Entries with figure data
━━━━━━━━━━

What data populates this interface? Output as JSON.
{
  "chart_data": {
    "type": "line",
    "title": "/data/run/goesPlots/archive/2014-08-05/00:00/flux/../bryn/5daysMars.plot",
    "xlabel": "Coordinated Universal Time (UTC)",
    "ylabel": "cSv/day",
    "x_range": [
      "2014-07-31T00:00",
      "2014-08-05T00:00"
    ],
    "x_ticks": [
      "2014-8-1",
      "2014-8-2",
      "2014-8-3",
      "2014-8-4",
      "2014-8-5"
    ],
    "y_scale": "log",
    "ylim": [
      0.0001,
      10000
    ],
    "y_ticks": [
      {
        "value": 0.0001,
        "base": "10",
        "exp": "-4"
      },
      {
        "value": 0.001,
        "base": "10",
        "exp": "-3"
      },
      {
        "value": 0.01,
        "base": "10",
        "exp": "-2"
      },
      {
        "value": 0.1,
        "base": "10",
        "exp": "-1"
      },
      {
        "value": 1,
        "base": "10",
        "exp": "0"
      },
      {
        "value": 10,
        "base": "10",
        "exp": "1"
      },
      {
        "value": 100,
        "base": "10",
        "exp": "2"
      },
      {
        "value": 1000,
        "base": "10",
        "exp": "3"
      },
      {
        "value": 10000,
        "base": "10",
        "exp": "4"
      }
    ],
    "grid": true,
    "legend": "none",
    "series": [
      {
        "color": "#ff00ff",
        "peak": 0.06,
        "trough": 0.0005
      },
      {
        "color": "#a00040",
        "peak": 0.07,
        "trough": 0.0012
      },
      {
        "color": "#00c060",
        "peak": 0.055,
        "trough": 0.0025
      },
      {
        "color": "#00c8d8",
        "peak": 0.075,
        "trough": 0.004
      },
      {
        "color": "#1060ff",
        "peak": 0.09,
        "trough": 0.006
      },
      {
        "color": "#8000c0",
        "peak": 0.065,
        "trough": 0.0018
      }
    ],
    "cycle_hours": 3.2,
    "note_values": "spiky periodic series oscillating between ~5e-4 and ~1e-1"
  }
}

━━━━━━━━━━

» WHAT YOU WILL DO
Return each line where "peak" shows up.

» TASK RESPONSE
        "peak": 0.06,
        "peak": 0.07,
        "peak": 0.055,
        "peak": 0.075,
        "peak": 0.09,
        "peak": 0.065,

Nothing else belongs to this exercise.